In his chronically distorted
and manipulated voice, Nivek Ogre barks his vocals into this rusty machine. While
his lyrics are some distance from the heights he would later attain, they still contain
many poignant and vivid images. It is clear that Ogre's writing at this point was
very self-centered -- most of the lyrics were likely written before his involvement in Skinny
Puppy -- and the self-portrait he paints is one of an inward, tortured and
alienated person, whom the larger issues of the world press in upon, relentlessly.
On the majority of the
songs, Ogre's vocals are supported and accentuated by samples from a variety of
movies and television broadcasts. Profusely dissected for the purpose of this album were The
Legend Of Hell House and Alfred Hitchcock's masterful Shadow Of A Doubt.
As with Ogre's vocals, the bits of dialogue and sound lifted out of these films
have been treated and rearranged almost beyond recognition.

• _Set problem a_
Answer these questions from the passage about Nivek Ogre's album:
(i) How is Ogre's voice described in the opening sentence?
(ii) Before what involvement were most of the lyrics likely written?
(iii) Which two films were profusely dissected for the album?
The entries have no connection to the passage about Nivek Ogre's album.

Annotated region listings:
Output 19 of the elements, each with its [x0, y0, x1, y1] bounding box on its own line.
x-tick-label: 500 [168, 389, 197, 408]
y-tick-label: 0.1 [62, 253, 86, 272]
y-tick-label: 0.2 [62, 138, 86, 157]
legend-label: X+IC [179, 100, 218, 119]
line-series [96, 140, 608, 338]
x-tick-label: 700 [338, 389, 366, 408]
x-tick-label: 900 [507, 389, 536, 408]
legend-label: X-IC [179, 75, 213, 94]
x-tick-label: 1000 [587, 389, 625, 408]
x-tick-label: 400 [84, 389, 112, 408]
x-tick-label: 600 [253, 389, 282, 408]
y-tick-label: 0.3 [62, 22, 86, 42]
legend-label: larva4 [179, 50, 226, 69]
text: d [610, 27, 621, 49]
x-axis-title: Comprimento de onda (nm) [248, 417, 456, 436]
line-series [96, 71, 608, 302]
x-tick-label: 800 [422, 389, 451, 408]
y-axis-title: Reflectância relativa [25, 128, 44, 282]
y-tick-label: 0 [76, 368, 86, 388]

• _Set problem b_
Reproduce the annotated region listings verbatim, including every entry in its original order.

• _Right answer a_
(i) Chronically distorted and manipulated.
(ii) His involvement in Skinny Puppy.
(iii) The Legend Of Hell House and Alfred Hitchcock's Shadow Of A Doubt.

• _Right answer b_
Output 19 of the elements, each with its [x0, y0, x1, y1] bounding box on its own line.
x-tick-label: 500 [168, 389, 197, 408]
y-tick-label: 0.1 [62, 253, 86, 272]
y-tick-label: 0.2 [62, 138, 86, 157]
legend-label: X+IC [179, 100, 218, 119]
line-series [96, 140, 608, 338]
x-tick-label: 700 [338, 389, 366, 408]
x-tick-label: 900 [507, 389, 536, 408]
legend-label: X-IC [179, 75, 213, 94]
x-tick-label: 1000 [587, 389, 625, 408]
x-tick-label: 400 [84, 389, 112, 408]
x-tick-label: 600 [253, 389, 282, 408]
y-tick-label: 0.3 [62, 22, 86, 42]
legend-label: larva4 [179, 50, 226, 69]
text: d [610, 27, 621, 49]
x-axis-title: Comprimento de onda (nm) [248, 417, 456, 436]
line-series [96, 71, 608, 302]
x-tick-label: 800 [422, 389, 451, 408]
y-axis-title: Reflectância relativa [25, 128, 44, 282]
y-tick-label: 0 [76, 368, 86, 388]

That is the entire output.